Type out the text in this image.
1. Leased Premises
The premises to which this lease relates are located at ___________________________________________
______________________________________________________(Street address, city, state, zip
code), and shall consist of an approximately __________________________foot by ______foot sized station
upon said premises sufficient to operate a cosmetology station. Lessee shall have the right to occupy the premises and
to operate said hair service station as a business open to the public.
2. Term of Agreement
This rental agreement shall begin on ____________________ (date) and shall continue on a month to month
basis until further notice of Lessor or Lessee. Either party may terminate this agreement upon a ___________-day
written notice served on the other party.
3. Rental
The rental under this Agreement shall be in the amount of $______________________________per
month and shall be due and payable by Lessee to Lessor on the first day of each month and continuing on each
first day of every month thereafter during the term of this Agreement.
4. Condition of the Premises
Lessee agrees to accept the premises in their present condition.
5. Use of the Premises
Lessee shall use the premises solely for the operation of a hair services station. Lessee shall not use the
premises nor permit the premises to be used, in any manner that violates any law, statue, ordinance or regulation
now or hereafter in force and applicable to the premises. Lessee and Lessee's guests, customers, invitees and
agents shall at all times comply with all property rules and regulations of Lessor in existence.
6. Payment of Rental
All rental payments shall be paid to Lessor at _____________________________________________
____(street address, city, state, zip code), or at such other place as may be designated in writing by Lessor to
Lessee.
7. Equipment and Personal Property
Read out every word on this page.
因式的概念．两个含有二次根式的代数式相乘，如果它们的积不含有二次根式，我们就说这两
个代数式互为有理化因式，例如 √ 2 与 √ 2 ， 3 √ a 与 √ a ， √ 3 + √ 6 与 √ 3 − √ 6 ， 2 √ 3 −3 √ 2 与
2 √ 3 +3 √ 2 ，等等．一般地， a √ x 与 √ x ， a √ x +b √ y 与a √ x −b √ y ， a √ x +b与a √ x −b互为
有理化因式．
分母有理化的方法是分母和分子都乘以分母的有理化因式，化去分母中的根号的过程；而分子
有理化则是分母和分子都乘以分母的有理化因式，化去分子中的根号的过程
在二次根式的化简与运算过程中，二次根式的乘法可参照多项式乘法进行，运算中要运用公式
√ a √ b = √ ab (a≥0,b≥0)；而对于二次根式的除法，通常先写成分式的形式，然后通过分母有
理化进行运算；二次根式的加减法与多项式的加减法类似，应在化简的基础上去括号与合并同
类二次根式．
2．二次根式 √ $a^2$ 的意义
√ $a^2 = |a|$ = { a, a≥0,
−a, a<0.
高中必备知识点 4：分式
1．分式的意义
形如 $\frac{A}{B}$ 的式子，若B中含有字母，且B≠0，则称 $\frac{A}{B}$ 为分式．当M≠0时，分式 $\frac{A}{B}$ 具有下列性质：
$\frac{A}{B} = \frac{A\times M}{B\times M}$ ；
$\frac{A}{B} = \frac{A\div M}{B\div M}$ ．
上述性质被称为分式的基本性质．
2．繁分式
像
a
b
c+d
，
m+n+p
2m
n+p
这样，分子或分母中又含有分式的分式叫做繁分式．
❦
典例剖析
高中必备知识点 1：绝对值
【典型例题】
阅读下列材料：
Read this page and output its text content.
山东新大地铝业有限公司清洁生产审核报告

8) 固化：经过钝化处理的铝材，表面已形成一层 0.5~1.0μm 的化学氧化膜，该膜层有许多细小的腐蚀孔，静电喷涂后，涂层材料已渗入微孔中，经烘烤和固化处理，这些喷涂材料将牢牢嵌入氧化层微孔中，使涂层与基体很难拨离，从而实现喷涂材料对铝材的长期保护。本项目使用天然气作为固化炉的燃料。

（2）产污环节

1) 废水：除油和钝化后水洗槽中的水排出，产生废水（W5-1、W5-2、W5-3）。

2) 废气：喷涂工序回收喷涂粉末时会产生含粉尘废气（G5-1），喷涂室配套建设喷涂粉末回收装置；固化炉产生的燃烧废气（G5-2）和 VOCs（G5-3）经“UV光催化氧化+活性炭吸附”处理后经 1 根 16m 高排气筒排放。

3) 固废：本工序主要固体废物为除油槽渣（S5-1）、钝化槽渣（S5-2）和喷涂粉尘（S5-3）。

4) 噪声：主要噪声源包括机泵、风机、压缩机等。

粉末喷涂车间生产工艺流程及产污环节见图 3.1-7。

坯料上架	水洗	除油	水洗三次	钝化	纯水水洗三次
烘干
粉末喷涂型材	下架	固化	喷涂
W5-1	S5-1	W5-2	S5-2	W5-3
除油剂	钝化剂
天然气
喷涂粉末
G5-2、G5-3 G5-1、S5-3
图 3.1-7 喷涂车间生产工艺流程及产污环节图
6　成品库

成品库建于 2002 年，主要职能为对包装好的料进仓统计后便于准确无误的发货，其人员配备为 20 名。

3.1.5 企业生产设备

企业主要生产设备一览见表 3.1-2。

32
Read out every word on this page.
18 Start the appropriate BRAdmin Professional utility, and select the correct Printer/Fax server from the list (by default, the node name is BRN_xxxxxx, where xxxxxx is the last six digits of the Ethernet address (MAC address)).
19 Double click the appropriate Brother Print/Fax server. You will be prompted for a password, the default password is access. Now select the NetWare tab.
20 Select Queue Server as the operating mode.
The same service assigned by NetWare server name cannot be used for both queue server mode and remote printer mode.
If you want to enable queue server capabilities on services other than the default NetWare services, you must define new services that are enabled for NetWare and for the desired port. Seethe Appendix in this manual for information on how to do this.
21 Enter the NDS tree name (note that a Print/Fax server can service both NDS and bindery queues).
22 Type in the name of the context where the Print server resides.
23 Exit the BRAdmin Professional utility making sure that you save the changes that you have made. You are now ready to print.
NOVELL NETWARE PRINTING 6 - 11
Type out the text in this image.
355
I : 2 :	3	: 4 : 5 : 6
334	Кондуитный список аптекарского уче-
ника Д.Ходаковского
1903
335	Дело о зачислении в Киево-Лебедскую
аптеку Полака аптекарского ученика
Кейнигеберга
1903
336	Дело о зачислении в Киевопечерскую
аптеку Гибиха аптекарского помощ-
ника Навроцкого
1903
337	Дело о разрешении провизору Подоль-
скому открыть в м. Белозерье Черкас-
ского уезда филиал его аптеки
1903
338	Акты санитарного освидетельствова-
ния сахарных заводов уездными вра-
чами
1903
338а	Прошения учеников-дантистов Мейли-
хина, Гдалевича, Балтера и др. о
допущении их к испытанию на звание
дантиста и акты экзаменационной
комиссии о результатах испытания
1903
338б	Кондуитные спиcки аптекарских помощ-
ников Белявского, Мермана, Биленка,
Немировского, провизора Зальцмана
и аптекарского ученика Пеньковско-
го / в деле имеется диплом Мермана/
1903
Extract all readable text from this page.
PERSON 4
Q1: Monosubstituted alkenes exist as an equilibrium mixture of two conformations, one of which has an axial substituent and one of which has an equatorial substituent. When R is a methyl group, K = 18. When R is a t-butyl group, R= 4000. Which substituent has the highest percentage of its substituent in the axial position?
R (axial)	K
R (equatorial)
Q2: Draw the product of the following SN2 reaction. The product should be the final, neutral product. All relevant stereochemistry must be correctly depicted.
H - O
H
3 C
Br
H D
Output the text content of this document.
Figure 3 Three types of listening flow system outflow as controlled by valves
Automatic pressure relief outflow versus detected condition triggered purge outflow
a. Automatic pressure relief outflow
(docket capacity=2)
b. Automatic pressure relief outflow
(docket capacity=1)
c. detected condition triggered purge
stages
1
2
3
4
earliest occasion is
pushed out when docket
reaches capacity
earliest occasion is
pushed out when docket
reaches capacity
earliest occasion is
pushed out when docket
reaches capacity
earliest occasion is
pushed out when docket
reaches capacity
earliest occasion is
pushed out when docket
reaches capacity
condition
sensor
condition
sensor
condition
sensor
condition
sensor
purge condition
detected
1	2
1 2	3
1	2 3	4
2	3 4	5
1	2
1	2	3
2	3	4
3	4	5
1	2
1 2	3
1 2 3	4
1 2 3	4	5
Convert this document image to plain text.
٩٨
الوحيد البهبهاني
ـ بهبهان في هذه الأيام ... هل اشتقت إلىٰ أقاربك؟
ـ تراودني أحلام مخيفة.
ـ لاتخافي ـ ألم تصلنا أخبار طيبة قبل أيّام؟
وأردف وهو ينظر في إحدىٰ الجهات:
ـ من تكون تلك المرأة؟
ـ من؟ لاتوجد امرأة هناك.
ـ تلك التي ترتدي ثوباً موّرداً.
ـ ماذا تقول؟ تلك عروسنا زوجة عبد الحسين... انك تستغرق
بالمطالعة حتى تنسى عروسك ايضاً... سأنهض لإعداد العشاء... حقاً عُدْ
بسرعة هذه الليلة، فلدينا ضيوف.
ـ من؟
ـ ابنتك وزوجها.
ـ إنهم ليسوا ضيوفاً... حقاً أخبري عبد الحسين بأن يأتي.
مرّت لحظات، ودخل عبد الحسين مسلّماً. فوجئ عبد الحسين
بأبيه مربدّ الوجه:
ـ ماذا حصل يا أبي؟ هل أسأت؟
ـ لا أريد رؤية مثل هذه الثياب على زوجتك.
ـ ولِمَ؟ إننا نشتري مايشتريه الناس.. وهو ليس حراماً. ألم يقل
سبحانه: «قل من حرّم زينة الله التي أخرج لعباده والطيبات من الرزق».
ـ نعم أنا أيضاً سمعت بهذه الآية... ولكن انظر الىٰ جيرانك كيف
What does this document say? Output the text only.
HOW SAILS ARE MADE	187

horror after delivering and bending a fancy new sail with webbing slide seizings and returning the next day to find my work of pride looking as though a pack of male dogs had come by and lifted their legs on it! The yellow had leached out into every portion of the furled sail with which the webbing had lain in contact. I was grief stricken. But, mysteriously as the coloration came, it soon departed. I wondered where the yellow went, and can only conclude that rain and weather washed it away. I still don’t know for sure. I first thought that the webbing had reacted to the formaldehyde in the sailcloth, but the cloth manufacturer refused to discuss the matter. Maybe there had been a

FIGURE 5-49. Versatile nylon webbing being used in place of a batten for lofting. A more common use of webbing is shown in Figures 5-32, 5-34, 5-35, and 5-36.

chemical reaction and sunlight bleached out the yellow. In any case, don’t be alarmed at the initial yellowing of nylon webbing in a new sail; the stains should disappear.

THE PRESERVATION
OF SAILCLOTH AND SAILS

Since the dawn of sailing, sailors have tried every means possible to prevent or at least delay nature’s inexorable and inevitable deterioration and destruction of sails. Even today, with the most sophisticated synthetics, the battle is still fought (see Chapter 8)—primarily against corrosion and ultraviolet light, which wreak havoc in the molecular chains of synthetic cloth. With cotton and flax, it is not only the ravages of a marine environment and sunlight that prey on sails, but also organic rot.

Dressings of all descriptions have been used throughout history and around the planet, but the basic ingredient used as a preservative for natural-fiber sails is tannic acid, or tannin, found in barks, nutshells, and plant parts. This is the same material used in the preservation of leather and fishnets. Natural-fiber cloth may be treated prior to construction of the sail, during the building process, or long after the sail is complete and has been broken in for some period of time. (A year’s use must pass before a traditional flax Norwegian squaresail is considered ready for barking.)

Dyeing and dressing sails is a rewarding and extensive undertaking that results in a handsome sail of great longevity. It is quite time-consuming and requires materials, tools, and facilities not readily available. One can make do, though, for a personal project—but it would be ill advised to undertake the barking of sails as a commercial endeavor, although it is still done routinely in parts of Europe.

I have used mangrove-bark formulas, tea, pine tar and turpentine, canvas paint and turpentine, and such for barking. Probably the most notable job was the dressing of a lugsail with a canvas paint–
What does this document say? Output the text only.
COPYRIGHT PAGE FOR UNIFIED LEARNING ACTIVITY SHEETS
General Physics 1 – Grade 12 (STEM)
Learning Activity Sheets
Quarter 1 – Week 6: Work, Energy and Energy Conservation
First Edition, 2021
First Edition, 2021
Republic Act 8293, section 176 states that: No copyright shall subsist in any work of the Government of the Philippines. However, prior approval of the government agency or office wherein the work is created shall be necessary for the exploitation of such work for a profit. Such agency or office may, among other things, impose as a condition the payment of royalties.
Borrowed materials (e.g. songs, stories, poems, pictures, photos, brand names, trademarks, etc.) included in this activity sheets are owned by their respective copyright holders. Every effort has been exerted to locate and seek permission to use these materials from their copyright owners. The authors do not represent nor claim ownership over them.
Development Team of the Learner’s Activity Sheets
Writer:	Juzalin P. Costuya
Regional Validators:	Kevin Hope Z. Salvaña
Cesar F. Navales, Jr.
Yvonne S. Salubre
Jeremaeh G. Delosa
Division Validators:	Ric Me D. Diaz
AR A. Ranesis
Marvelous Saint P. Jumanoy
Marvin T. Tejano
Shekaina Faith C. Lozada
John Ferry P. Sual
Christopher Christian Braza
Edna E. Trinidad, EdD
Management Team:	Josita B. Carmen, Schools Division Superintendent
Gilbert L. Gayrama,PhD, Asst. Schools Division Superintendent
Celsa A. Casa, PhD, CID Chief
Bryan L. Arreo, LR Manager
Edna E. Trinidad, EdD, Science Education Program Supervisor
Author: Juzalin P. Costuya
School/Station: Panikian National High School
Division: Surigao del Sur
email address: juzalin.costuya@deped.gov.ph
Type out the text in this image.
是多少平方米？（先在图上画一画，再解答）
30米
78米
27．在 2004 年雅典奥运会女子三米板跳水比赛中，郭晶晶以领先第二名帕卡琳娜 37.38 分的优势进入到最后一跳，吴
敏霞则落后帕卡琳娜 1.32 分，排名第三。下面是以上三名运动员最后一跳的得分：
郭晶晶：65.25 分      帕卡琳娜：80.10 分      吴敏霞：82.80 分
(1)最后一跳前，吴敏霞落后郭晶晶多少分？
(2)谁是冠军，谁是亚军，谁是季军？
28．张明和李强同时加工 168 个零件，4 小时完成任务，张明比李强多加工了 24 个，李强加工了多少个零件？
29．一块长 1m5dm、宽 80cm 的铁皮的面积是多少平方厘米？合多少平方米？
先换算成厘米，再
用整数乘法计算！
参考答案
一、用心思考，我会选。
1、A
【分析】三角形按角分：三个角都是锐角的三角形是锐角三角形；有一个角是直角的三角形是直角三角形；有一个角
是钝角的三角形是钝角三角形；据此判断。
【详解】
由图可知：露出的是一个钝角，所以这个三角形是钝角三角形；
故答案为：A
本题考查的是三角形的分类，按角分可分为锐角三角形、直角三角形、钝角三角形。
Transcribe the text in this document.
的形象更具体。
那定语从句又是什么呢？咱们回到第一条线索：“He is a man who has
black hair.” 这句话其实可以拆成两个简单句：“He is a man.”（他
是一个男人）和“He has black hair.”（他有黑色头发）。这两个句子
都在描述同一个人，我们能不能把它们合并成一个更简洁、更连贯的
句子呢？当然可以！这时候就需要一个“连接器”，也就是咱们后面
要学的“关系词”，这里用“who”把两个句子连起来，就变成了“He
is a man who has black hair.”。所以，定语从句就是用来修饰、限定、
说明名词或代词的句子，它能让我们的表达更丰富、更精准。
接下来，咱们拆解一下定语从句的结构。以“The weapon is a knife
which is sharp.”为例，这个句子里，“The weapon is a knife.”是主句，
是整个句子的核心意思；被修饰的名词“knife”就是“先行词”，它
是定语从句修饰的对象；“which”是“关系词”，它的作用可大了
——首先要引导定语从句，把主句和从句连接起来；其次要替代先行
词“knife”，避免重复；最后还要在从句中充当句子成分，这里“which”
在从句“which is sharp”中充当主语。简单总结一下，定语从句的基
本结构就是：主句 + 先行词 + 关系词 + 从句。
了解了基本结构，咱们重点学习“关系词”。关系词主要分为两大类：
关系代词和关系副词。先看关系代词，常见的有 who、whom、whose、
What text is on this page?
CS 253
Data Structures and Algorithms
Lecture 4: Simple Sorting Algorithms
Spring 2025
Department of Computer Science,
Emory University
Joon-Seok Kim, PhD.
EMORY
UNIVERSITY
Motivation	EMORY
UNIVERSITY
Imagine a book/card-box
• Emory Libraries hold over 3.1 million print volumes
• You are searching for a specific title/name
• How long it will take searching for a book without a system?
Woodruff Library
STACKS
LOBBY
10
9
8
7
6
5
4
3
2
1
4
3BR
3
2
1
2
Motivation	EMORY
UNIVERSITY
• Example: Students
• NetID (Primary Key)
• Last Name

..........

GOAL:
Gather every line containing the word "Lessor" and copy it.

SOLUTION TO THIS PROBLEM:
basis until further notice of Lessor or Lessee. Either party may terminate this agreement upon a ___________-day
month and shall be due and payable by Lessee to Lessor on the first day of each month and continuing on each
agents shall at all times comply with all property rules and regulations of Lessor in existence.
All rental payments shall be paid to Lessor at _____________________________________________
____(street address, city, state, zip code), or at such other place as may be designated in writing by Lessor to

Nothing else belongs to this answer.